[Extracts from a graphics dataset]

# # # #

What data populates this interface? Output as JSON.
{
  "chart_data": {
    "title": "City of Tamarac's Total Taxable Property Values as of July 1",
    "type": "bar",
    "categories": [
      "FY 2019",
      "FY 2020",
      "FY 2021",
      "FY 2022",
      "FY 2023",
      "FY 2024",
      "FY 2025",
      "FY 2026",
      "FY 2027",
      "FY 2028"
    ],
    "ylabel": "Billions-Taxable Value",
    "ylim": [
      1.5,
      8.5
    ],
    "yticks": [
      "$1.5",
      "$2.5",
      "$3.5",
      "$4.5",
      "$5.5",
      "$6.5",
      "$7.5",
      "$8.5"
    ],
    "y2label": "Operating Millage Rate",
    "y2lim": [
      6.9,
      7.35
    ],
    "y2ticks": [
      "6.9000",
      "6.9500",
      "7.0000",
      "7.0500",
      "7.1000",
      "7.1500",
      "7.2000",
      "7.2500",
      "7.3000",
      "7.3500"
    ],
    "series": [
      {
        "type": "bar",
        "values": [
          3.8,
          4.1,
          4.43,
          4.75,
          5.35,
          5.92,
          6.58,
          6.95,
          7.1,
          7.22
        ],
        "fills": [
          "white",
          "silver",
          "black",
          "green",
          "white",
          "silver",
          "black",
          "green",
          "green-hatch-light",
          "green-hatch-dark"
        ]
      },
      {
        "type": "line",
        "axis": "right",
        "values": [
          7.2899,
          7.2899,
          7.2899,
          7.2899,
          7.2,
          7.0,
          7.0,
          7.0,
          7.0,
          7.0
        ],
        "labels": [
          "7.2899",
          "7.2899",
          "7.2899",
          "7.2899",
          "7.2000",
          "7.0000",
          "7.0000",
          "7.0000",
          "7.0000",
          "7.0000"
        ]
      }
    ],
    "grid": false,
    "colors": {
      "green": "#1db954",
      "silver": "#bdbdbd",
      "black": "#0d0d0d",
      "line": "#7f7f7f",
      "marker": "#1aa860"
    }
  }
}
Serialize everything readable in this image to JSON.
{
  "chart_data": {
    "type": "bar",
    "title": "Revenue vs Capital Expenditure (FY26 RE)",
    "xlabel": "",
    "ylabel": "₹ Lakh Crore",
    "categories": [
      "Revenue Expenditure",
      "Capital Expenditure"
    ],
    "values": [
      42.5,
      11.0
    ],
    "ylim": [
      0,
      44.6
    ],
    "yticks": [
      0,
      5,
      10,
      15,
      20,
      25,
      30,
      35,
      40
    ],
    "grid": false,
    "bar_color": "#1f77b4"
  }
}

# # # #

▶ _Directions for this task_: Look through the entries above. Extract each line with the word "Taxable".

▶ _Result of the task_:
    "title": "City of Tamarac's Total Taxable Property Values as of July 1",
    "ylabel": "Billions-Taxable Value",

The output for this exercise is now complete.